• Exercise brief: Exact repetition is required: output every record in full.

• Dataset entries:
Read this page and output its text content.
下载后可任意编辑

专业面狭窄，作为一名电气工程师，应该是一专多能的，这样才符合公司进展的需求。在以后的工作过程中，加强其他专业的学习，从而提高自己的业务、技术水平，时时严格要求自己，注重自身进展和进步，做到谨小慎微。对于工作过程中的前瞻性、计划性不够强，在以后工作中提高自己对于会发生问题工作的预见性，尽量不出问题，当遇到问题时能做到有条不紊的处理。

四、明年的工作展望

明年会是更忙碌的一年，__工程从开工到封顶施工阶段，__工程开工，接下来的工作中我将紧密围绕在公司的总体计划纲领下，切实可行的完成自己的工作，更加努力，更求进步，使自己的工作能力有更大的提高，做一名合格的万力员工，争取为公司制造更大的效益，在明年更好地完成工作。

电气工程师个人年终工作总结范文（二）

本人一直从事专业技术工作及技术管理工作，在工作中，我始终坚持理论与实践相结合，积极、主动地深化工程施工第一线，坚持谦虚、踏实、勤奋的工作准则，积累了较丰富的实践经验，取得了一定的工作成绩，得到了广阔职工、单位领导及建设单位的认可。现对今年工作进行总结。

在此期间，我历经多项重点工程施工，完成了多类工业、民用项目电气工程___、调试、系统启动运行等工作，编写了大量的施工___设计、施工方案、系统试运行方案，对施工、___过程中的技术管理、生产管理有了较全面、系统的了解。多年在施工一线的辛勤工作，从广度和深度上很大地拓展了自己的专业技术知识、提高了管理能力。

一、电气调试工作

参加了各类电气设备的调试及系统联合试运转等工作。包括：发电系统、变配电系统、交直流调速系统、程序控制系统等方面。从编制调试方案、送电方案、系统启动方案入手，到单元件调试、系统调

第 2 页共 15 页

• Solution:
Read this page and output its text content.
下载后可任意编辑

专业面狭窄，作为一名电气工程师，应该是一专多能的，这样才符合公司进展的需求。在以后的工作过程中，加强其他专业的学习，从而提高自己的业务、技术水平，时时严格要求自己，注重自身进展和进步，做到谨小慎微。对于工作过程中的前瞻性、计划性不够强，在以后工作中提高自己对于会发生问题工作的预见性，尽量不出问题，当遇到问题时能做到有条不紊的处理。

四、明年的工作展望

明年会是更忙碌的一年，__工程从开工到封顶施工阶段，__工程开工，接下来的工作中我将紧密围绕在公司的总体计划纲领下，切实可行的完成自己的工作，更加努力，更求进步，使自己的工作能力有更大的提高，做一名合格的万力员工，争取为公司制造更大的效益，在明年更好地完成工作。

电气工程师个人年终工作总结范文（二）

本人一直从事专业技术工作及技术管理工作，在工作中，我始终坚持理论与实践相结合，积极、主动地深化工程施工第一线，坚持谦虚、踏实、勤奋的工作准则，积累了较丰富的实践经验，取得了一定的工作成绩，得到了广阔职工、单位领导及建设单位的认可。现对今年工作进行总结。

在此期间，我历经多项重点工程施工，完成了多类工业、民用项目电气工程___、调试、系统启动运行等工作，编写了大量的施工___设计、施工方案、系统试运行方案，对施工、___过程中的技术管理、生产管理有了较全面、系统的了解。多年在施工一线的辛勤工作，从广度和深度上很大地拓展了自己的专业技术知识、提高了管理能力。

一、电气调试工作

参加了各类电气设备的调试及系统联合试运转等工作。包括：发电系统、变配电系统、交直流调速系统、程序控制系统等方面。从编制调试方案、送电方案、系统启动方案入手，到单元件调试、系统调

第 2 页共 15 页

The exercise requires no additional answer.